→ What is being asked
Will you transcribe the entries that follow, exactly and in full?
-- Start of Input rows --
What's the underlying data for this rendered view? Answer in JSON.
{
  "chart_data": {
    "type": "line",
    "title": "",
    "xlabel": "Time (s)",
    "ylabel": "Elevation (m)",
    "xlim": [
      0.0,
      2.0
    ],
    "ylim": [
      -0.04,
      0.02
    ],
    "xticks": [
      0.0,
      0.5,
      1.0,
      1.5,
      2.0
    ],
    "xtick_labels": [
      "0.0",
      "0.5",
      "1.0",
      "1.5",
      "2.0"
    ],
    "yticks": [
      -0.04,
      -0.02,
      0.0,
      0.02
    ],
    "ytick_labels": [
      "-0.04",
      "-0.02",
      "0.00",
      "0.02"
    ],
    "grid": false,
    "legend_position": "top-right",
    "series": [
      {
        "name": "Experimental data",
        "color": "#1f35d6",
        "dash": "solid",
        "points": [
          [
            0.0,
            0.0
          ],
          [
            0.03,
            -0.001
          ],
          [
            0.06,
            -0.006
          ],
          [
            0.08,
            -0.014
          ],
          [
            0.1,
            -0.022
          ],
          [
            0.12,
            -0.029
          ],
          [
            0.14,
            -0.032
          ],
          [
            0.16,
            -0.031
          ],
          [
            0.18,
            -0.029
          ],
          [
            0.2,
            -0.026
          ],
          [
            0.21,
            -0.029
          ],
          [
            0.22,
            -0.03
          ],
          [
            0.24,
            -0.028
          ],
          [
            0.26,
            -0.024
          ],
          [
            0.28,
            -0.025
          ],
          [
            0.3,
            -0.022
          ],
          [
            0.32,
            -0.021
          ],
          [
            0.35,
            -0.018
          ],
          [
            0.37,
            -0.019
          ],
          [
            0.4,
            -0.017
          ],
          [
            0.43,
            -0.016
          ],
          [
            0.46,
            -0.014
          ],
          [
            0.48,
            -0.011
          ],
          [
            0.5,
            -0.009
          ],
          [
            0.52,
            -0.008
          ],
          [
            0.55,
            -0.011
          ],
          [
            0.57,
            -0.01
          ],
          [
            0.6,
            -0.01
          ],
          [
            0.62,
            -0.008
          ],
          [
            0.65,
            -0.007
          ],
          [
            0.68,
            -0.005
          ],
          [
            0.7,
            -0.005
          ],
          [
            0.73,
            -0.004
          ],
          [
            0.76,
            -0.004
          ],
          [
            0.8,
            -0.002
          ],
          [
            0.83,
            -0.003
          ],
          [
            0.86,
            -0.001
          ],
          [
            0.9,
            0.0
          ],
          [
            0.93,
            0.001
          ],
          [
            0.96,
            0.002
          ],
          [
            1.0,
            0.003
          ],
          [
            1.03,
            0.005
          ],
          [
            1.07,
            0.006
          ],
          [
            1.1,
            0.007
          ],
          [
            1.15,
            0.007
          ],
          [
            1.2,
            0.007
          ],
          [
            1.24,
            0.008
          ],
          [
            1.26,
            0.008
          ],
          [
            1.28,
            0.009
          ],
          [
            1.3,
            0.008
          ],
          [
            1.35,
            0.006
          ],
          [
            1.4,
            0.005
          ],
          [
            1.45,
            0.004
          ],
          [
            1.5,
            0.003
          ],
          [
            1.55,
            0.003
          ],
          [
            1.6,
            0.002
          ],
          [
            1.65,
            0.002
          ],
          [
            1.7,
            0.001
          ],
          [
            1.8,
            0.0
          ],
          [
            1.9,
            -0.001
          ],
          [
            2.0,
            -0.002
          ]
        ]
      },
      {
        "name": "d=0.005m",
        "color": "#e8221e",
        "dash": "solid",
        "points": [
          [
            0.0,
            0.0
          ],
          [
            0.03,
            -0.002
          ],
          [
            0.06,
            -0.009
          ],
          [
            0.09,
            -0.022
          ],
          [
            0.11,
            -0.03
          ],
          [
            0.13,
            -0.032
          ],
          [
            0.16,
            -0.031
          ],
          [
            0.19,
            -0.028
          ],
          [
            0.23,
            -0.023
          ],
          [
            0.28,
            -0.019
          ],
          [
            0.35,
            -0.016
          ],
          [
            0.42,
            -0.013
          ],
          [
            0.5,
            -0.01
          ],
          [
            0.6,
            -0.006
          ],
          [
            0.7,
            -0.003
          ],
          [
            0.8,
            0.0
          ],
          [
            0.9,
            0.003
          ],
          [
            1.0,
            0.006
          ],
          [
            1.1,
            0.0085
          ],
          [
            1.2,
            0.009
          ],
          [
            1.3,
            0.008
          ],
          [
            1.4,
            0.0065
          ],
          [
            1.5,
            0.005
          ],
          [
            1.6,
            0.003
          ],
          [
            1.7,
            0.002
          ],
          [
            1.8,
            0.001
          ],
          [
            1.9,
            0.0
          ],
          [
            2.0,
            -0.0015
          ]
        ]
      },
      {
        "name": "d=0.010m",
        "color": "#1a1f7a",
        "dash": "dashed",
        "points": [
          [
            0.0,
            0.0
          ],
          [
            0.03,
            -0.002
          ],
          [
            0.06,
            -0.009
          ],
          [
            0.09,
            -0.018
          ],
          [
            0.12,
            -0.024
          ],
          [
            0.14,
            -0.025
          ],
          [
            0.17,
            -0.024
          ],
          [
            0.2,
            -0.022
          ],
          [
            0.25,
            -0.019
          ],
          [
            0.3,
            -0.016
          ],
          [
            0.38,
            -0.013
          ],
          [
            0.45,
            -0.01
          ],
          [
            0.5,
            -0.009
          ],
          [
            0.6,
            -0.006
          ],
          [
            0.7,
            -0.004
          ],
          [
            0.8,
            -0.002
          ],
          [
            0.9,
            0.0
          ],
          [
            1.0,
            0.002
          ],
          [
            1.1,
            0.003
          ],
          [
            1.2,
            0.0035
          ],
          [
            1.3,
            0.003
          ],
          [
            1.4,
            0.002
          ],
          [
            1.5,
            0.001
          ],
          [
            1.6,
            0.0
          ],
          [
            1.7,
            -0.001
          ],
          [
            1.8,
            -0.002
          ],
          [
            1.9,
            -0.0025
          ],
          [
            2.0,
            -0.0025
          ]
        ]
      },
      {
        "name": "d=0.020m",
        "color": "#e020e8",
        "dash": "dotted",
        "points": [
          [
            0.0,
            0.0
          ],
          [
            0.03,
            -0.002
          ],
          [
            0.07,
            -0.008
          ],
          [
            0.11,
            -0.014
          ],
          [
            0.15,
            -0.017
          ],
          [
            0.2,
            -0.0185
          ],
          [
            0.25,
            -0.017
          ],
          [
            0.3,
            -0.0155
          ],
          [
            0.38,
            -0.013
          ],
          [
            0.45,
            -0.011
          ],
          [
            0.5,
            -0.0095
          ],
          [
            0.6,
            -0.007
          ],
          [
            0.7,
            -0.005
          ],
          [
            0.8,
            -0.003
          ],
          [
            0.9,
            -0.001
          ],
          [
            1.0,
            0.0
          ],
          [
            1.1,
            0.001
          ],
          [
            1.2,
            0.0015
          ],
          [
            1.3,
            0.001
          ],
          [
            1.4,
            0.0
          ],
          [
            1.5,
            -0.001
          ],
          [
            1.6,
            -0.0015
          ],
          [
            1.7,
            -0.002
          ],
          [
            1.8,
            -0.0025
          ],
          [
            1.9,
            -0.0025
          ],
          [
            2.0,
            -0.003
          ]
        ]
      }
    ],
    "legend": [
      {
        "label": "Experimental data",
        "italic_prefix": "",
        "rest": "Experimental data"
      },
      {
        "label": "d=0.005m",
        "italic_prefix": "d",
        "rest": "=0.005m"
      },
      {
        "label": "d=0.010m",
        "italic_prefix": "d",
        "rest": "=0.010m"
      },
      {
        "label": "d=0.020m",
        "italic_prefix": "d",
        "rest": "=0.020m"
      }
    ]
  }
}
-- End of Input rows --
→ Final result
What's the underlying data for this rendered view? Answer in JSON.
{
  "chart_data": {
    "type": "line",
    "title": "",
    "xlabel": "Time (s)",
    "ylabel": "Elevation (m)",
    "xlim": [
      0.0,
      2.0
    ],
    "ylim": [
      -0.04,
      0.02
    ],
    "xticks": [
      0.0,
      0.5,
      1.0,
      1.5,
      2.0
    ],
    "xtick_labels": [
      "0.0",
      "0.5",
      "1.0",
      "1.5",
      "2.0"
    ],
    "yticks": [
      -0.04,
      -0.02,
      0.0,
      0.02
    ],
    "ytick_labels": [
      "-0.04",
      "-0.02",
      "0.00",
      "0.02"
    ],
    "grid": false,
    "legend_position": "top-right",
    "series": [
      {
        "name": "Experimental data",
        "color": "#1f35d6",
        "dash": "solid",
        "points": [
          [
            0.0,
            0.0
          ],
          [
            0.03,
            -0.001
          ],
          [
            0.06,
            -0.006
          ],
          [
            0.08,
            -0.014
          ],
          [
            0.1,
            -0.022
          ],
          [
            0.12,
            -0.029
          ],
          [
            0.14,
            -0.032
          ],
          [
            0.16,
            -0.031
          ],
          [
            0.18,
            -0.029
          ],
          [
            0.2,
            -0.026
          ],
          [
            0.21,
            -0.029
          ],
          [
            0.22,
            -0.03
          ],
          [
            0.24,
            -0.028
          ],
          [
            0.26,
            -0.024
          ],
          [
            0.28,
            -0.025
          ],
          [
            0.3,
            -0.022
          ],
          [
            0.32,
            -0.021
          ],
          [
            0.35,
            -0.018
          ],
          [
            0.37,
            -0.019
          ],
          [
            0.4,
            -0.017
          ],
          [
            0.43,
            -0.016
          ],
          [
            0.46,
            -0.014
          ],
          [
            0.48,
            -0.011
          ],
          [
            0.5,
            -0.009
          ],
          [
            0.52,
            -0.008
          ],
          [
            0.55,
            -0.011
          ],
          [
            0.57,
            -0.01
          ],
          [
            0.6,
            -0.01
          ],
          [
            0.62,
            -0.008
          ],
          [
            0.65,
            -0.007
          ],
          [
            0.68,
            -0.005
          ],
          [
            0.7,
            -0.005
          ],
          [
            0.73,
            -0.004
          ],
          [
            0.76,
            -0.004
          ],
          [
            0.8,
            -0.002
          ],
          [
            0.83,
            -0.003
          ],
          [
            0.86,
            -0.001
          ],
          [
            0.9,
            0.0
          ],
          [
            0.93,
            0.001
          ],
          [
            0.96,
            0.002
          ],
          [
            1.0,
            0.003
          ],
          [
            1.03,
            0.005
          ],
          [
            1.07,
            0.006
          ],
          [
            1.1,
            0.007
          ],
          [
            1.15,
            0.007
          ],
          [
            1.2,
            0.007
          ],
          [
            1.24,
            0.008
          ],
          [
            1.26,
            0.008
          ],
          [
            1.28,
            0.009
          ],
          [
            1.3,
            0.008
          ],
          [
            1.35,
            0.006
          ],
          [
            1.4,
            0.005
          ],
          [
            1.45,
            0.004
          ],
          [
            1.5,
            0.003
          ],
          [
            1.55,
            0.003
          ],
          [
            1.6,
            0.002
          ],
          [
            1.65,
            0.002
          ],
          [
            1.7,
            0.001
          ],
          [
            1.8,
            0.0
          ],
          [
            1.9,
            -0.001
          ],
          [
            2.0,
            -0.002
          ]
        ]
      },
      {
        "name": "d=0.005m",
        "color": "#e8221e",
        "dash": "solid",
        "points": [
          [
            0.0,
            0.0
          ],
          [
            0.03,
            -0.002
          ],
          [
            0.06,
            -0.009
          ],
          [
            0.09,
            -0.022
          ],
          [
            0.11,
            -0.03
          ],
          [
            0.13,
            -0.032
          ],
          [
            0.16,
            -0.031
          ],
          [
            0.19,
            -0.028
          ],
          [
            0.23,
            -0.023
          ],
          [
            0.28,
            -0.019
          ],
          [
            0.35,
            -0.016
          ],
          [
            0.42,
            -0.013
          ],
          [
            0.5,
            -0.01
          ],
          [
            0.6,
            -0.006
          ],
          [
            0.7,
            -0.003
          ],
          [
            0.8,
            0.0
          ],
          [
            0.9,
            0.003
          ],
          [
            1.0,
            0.006
          ],
          [
            1.1,
            0.0085
          ],
          [
            1.2,
            0.009
          ],
          [
            1.3,
            0.008
          ],
          [
            1.4,
            0.0065
          ],
          [
            1.5,
            0.005
          ],
          [
            1.6,
            0.003
          ],
          [
            1.7,
            0.002
          ],
          [
            1.8,
            0.001
          ],
          [
            1.9,
            0.0
          ],
          [
            2.0,
            -0.0015
          ]
        ]
      },
      {
        "name": "d=0.010m",
        "color": "#1a1f7a",
        "dash": "dashed",
        "points": [
          [
            0.0,
            0.0
          ],
          [
            0.03,
            -0.002
          ],
          [
            0.06,
            -0.009
          ],
          [
            0.09,
            -0.018
          ],
          [
            0.12,
            -0.024
          ],
          [
            0.14,
            -0.025
          ],
          [
            0.17,
            -0.024
          ],
          [
            0.2,
            -0.022
          ],
          [
            0.25,
            -0.019
          ],
          [
            0.3,
            -0.016
          ],
          [
            0.38,
            -0.013
          ],
          [
            0.45,
            -0.01
          ],
          [
            0.5,
            -0.009
          ],
          [
            0.6,
            -0.006
          ],
          [
            0.7,
            -0.004
          ],
          [
            0.8,
            -0.002
          ],
          [
            0.9,
            0.0
          ],
          [
            1.0,
            0.002
          ],
          [
            1.1,
            0.003
          ],
          [
            1.2,
            0.0035
          ],
          [
            1.3,
            0.003
          ],
          [
            1.4,
            0.002
          ],
          [
            1.5,
            0.001
          ],
          [
            1.6,
            0.0
          ],
          [
            1.7,
            -0.001
          ],
          [
            1.8,
            -0.002
          ],
          [
            1.9,
            -0.0025
          ],
          [
            2.0,
            -0.0025
          ]
        ]
      },
      {
        "name": "d=0.020m",
        "color": "#e020e8",
        "dash": "dotted",
        "points": [
          [
            0.0,
            0.0
          ],
          [
            0.03,
            -0.002
          ],
          [
            0.07,
            -0.008
          ],
          [
            0.11,
            -0.014
          ],
          [
            0.15,
            -0.017
          ],
          [
            0.2,
            -0.0185
          ],
          [
            0.25,
            -0.017
          ],
          [
            0.3,
            -0.0155
          ],
          [
            0.38,
            -0.013
          ],
          [
            0.45,
            -0.011
          ],
          [
            0.5,
            -0.0095
          ],
          [
            0.6,
            -0.007
          ],
          [
            0.7,
            -0.005
          ],
          [
            0.8,
            -0.003
          ],
          [
            0.9,
            -0.001
          ],
          [
            1.0,
            0.0
          ],
          [
            1.1,
            0.001
          ],
          [
            1.2,
            0.0015
          ],
          [
            1.3,
            0.001
          ],
          [
            1.4,
            0.0
          ],
          [
            1.5,
            -0.001
          ],
          [
            1.6,
            -0.0015
          ],
          [
            1.7,
            -0.002
          ],
          [
            1.8,
            -0.0025
          ],
          [
            1.9,
            -0.0025
          ],
          [
            2.0,
            -0.003
          ]
        ]
      }
    ],
    "legend": [
      {
        "label": "Experimental data",
        "italic_prefix": "",
        "rest": "Experimental data"
      },
      {
        "label": "d=0.005m",
        "italic_prefix": "d",
        "rest": "=0.005m"
      },
      {
        "label": "d=0.010m",
        "italic_prefix": "d",
        "rest": "=0.010m"
      },
      {
        "label": "d=0.020m",
        "italic_prefix": "d",
        "rest": "=0.020m"
      }
    ]
  }
}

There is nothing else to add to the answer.